— begin Material for this exercise —

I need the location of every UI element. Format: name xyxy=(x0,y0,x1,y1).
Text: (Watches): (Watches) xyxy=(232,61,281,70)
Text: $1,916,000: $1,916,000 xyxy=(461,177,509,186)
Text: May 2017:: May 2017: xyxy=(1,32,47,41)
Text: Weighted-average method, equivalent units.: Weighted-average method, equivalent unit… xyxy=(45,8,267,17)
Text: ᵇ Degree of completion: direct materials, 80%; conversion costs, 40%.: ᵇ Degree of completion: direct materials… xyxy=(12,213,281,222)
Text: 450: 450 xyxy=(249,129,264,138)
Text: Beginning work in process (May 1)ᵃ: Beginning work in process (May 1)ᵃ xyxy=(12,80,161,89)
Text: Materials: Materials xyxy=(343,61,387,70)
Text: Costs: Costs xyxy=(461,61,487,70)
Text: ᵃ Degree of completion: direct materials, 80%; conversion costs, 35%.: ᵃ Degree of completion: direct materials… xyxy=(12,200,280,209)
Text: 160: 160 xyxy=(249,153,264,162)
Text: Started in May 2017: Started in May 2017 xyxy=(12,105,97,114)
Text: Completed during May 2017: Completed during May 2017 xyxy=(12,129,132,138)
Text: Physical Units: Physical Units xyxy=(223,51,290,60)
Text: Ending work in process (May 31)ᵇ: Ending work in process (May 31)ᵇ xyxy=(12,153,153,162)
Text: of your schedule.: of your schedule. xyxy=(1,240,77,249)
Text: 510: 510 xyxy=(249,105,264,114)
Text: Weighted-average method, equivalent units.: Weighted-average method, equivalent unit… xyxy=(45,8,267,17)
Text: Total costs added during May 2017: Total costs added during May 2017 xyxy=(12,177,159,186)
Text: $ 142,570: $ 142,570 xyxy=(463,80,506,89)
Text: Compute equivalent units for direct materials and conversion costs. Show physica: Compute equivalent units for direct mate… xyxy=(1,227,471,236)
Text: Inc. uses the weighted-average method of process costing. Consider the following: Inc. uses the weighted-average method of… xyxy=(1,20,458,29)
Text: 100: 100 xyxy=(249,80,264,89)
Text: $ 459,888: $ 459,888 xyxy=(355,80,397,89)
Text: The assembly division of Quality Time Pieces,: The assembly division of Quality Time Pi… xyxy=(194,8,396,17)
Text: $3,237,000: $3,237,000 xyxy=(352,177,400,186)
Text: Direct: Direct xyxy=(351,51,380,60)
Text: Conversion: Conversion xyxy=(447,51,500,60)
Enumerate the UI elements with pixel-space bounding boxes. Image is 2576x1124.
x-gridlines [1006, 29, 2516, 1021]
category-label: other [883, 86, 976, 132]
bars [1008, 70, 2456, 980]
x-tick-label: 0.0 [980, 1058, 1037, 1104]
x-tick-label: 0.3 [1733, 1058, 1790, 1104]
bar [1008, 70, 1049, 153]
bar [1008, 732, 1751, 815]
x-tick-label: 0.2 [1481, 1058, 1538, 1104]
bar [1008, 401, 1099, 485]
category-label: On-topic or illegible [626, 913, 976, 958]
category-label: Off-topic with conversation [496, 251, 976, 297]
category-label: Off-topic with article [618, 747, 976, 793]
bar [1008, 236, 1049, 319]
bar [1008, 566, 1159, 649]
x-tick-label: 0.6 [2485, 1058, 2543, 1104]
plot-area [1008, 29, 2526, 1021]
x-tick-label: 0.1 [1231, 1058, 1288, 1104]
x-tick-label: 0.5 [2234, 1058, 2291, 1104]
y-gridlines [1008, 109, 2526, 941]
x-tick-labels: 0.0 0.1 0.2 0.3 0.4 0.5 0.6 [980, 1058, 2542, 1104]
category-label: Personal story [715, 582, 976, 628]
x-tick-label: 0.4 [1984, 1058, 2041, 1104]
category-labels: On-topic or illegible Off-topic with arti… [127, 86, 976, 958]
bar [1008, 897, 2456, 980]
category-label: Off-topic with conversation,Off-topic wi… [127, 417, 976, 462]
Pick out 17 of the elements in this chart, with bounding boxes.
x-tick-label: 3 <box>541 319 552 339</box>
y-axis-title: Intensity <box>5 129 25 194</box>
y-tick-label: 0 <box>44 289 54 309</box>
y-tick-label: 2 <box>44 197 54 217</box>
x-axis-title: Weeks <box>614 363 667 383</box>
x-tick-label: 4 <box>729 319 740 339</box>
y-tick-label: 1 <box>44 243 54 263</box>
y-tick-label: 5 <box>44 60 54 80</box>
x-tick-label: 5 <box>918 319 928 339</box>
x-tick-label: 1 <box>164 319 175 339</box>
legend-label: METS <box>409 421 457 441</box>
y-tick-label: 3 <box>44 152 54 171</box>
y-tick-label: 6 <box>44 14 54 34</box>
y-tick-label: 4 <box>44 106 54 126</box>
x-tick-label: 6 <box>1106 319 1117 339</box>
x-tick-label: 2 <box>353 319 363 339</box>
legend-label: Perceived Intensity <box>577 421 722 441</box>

— end Material for this exercise —

What to do: Reproduce every line of the material above, in the same order and without changing a character.

Output:
I need the location of every UI element. Format: name xyxy=(x0,y0,x1,y1).
Text: (Watches): (Watches) xyxy=(232,61,281,70)
Text: $1,916,000: $1,916,000 xyxy=(461,177,509,186)
Text: May 2017:: May 2017: xyxy=(1,32,47,41)
Text: Weighted-average method, equivalent units.: Weighted-average method, equivalent unit… xyxy=(45,8,267,17)
Text: ᵇ Degree of completion: direct materials, 80%; conversion costs, 40%.: ᵇ Degree of completion: direct materials… xyxy=(12,213,281,222)
Text: 450: 450 xyxy=(249,129,264,138)
Text: Beginning work in process (May 1)ᵃ: Beginning work in process (May 1)ᵃ xyxy=(12,80,161,89)
Text: Materials: Materials xyxy=(343,61,387,70)
Text: Costs: Costs xyxy=(461,61,487,70)
Text: ᵃ Degree of completion: direct materials, 80%; conversion costs, 35%.: ᵃ Degree of completion: direct materials… xyxy=(12,200,280,209)
Text: 160: 160 xyxy=(249,153,264,162)
Text: Started in May 2017: Started in May 2017 xyxy=(12,105,97,114)
Text: Completed during May 2017: Completed during May 2017 xyxy=(12,129,132,138)
Text: Physical Units: Physical Units xyxy=(223,51,290,60)
Text: Ending work in process (May 31)ᵇ: Ending work in process (May 31)ᵇ xyxy=(12,153,153,162)
Text: of your schedule.: of your schedule. xyxy=(1,240,77,249)
Text: 510: 510 xyxy=(249,105,264,114)
Text: Weighted-average method, equivalent units.: Weighted-average method, equivalent unit… xyxy=(45,8,267,17)
Text: Total costs added during May 2017: Total costs added during May 2017 xyxy=(12,177,159,186)
Text: $ 142,570: $ 142,570 xyxy=(463,80,506,89)
Text: Compute equivalent units for direct materials and conversion costs. Show physica: Compute equivalent units for direct mate… xyxy=(1,227,471,236)
Text: Inc. uses the weighted-average method of process costing. Consider the following: Inc. uses the weighted-average method of… xyxy=(1,20,458,29)
Text: 100: 100 xyxy=(249,80,264,89)
Text: $ 459,888: $ 459,888 xyxy=(355,80,397,89)
Text: The assembly division of Quality Time Pieces,: The assembly division of Quality Time Pi… xyxy=(194,8,396,17)
Text: $3,237,000: $3,237,000 xyxy=(352,177,400,186)
Text: Direct: Direct xyxy=(351,51,380,60)
Text: Conversion: Conversion xyxy=(447,51,500,60)
Enumerate the UI elements with pixel-space bounding boxes. Image is 2576x1124.
x-gridlines [1006, 29, 2516, 1021]
category-label: other [883, 86, 976, 132]
bars [1008, 70, 2456, 980]
x-tick-label: 0.0 [980, 1058, 1037, 1104]
x-tick-label: 0.3 [1733, 1058, 1790, 1104]
bar [1008, 70, 1049, 153]
bar [1008, 732, 1751, 815]
x-tick-label: 0.2 [1481, 1058, 1538, 1104]
bar [1008, 401, 1099, 485]
category-label: On-topic or illegible [626, 913, 976, 958]
category-label: Off-topic with conversation [496, 251, 976, 297]
category-label: Off-topic with article [618, 747, 976, 793]
bar [1008, 236, 1049, 319]
bar [1008, 566, 1159, 649]
x-tick-label: 0.6 [2485, 1058, 2543, 1104]
plot-area [1008, 29, 2526, 1021]
x-tick-label: 0.1 [1231, 1058, 1288, 1104]
x-tick-label: 0.5 [2234, 1058, 2291, 1104]
y-gridlines [1008, 109, 2526, 941]
x-tick-labels: 0.0 0.1 0.2 0.3 0.4 0.5 0.6 [980, 1058, 2542, 1104]
category-label: Personal story [715, 582, 976, 628]
x-tick-label: 0.4 [1984, 1058, 2041, 1104]
category-labels: On-topic or illegible Off-topic with arti… [127, 86, 976, 958]
bar [1008, 897, 2456, 980]
category-label: Off-topic with conversation,Off-topic wi… [127, 417, 976, 462]
Pick out 17 of the elements in this chart, with bounding boxes.
x-tick-label: 3 <box>541 319 552 339</box>
y-axis-title: Intensity <box>5 129 25 194</box>
y-tick-label: 0 <box>44 289 54 309</box>
y-tick-label: 2 <box>44 197 54 217</box>
x-axis-title: Weeks <box>614 363 667 383</box>
x-tick-label: 4 <box>729 319 740 339</box>
y-tick-label: 1 <box>44 243 54 263</box>
y-tick-label: 5 <box>44 60 54 80</box>
x-tick-label: 5 <box>918 319 928 339</box>
x-tick-label: 1 <box>164 319 175 339</box>
legend-label: METS <box>409 421 457 441</box>
y-tick-label: 3 <box>44 152 54 171</box>
y-tick-label: 6 <box>44 14 54 34</box>
y-tick-label: 4 <box>44 106 54 126</box>
x-tick-label: 6 <box>1106 319 1117 339</box>
x-tick-label: 2 <box>353 319 363 339</box>
legend-label: Perceived Intensity <box>577 421 722 441</box>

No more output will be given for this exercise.